— Begin Records to process —

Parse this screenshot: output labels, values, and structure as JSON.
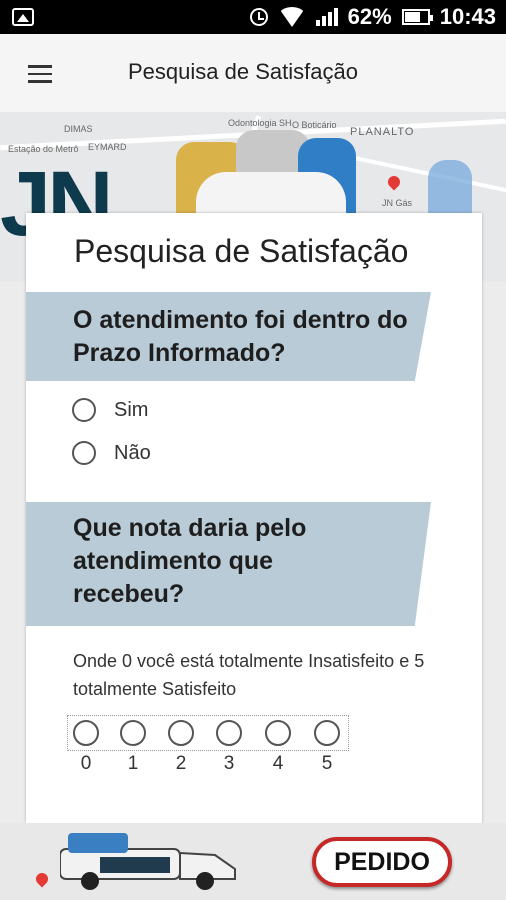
{
  "status_bar": {
    "battery": "62%",
    "time": "10:43"
  },
  "app_bar": {
    "title": "Pesquisa de Satisfação"
  },
  "banner": {
    "map_labels": [
      "DIMAS",
      "EYMARD",
      "Estação do Metrô",
      "Odontologia SH",
      "O Boticário",
      "PLANALTO",
      "JN Gás"
    ],
    "logo_text": "JN"
  },
  "survey": {
    "title": "Pesquisa de Satisfação",
    "question1": {
      "text": "O atendimento foi dentro do Prazo Informado?",
      "options": [
        "Sim",
        "Não"
      ]
    },
    "question2": {
      "text": "Que nota daria pelo atendimento que recebeu?",
      "hint": "Onde 0 você está totalmente Insatisfeito e 5 totalmente Satisfeito",
      "scale": [
        "0",
        "1",
        "2",
        "3",
        "4",
        "5"
      ]
    }
  },
  "footer": {
    "order_button": "PEDIDO"
  },
  "colors": {
    "question_band": "#b9cbd6",
    "order_button_border": "#c62828",
    "logo": "#0e3a4e"
  }
}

— End Records to process —

### Prompt
Transcribe the full listing above exactly, with the images removed.

### Written reply
Parse this screenshot: output labels, values, and structure as JSON.
{
  "status_bar": {
    "battery": "62%",
    "time": "10:43"
  },
  "app_bar": {
    "title": "Pesquisa de Satisfação"
  },
  "banner": {
    "map_labels": [
      "DIMAS",
      "EYMARD",
      "Estação do Metrô",
      "Odontologia SH",
      "O Boticário",
      "PLANALTO",
      "JN Gás"
    ],
    "logo_text": "JN"
  },
  "survey": {
    "title": "Pesquisa de Satisfação",
    "question1": {
      "text": "O atendimento foi dentro do Prazo Informado?",
      "options": [
        "Sim",
        "Não"
      ]
    },
    "question2": {
      "text": "Que nota daria pelo atendimento que recebeu?",
      "hint": "Onde 0 você está totalmente Insatisfeito e 5 totalmente Satisfeito",
      "scale": [
        "0",
        "1",
        "2",
        "3",
        "4",
        "5"
      ]
    }
  },
  "footer": {
    "order_button": "PEDIDO"
  },
  "colors": {
    "question_band": "#b9cbd6",
    "order_button_border": "#c62828",
    "logo": "#0e3a4e"
  }
}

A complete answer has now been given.